-------- DATA FOR THE TASK

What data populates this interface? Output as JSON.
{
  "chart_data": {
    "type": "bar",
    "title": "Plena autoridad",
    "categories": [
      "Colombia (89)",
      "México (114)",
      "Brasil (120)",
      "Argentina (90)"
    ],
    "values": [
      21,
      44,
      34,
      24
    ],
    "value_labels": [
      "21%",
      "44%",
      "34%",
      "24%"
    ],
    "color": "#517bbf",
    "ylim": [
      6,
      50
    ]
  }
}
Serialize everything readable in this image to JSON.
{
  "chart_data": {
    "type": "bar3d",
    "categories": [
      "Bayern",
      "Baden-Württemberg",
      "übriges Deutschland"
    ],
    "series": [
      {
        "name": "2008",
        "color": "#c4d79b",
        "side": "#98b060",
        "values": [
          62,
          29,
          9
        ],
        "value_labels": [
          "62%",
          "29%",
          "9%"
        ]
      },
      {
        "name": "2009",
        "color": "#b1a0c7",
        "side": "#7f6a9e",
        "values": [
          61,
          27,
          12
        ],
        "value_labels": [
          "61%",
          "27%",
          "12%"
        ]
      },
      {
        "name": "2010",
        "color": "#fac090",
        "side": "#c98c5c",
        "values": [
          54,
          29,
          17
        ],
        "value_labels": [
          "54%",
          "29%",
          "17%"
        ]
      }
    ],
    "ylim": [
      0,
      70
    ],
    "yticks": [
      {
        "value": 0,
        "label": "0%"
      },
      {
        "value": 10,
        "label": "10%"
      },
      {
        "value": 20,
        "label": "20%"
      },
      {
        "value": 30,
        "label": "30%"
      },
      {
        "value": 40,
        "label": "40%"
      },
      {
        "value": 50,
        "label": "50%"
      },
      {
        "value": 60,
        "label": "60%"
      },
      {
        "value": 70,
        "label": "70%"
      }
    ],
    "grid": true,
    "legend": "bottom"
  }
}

----------------

JOB >> Only the lines from the one with "Serialize everything readable" through the end of the material are wanted; copy them exactly, both ends included.

SOLVED EXERCISE >>
Serialize everything readable in this image to JSON.
{
  "chart_data": {
    "type": "bar3d",
    "categories": [
      "Bayern",
      "Baden-Württemberg",
      "übriges Deutschland"
    ],
    "series": [
      {
        "name": "2008",
        "color": "#c4d79b",
        "side": "#98b060",
        "values": [
          62,
          29,
          9
        ],
        "value_labels": [
          "62%",
          "29%",
          "9%"
        ]
      },
      {
        "name": "2009",
        "color": "#b1a0c7",
        "side": "#7f6a9e",
        "values": [
          61,
          27,
          12
        ],
        "value_labels": [
          "61%",
          "27%",
          "12%"
        ]
      },
      {
        "name": "2010",
        "color": "#fac090",
        "side": "#c98c5c",
        "values": [
          54,
          29,
          17
        ],
        "value_labels": [
          "54%",
          "29%",
          "17%"
        ]
      }
    ],
    "ylim": [
      0,
      70
    ],
    "yticks": [
      {
        "value": 0,
        "label": "0%"
      },
      {
        "value": 10,
        "label": "10%"
      },
      {
        "value": 20,
        "label": "20%"
      },
      {
        "value": 30,
        "label": "30%"
      },
      {
        "value": 40,
        "label": "40%"
      },
      {
        "value": 50,
        "label": "50%"
      },
      {
        "value": 60,
        "label": "60%"
      },
      {
        "value": 70,
        "label": "70%"
      }
    ],
    "grid": true,
    "legend": "bottom"
  }
}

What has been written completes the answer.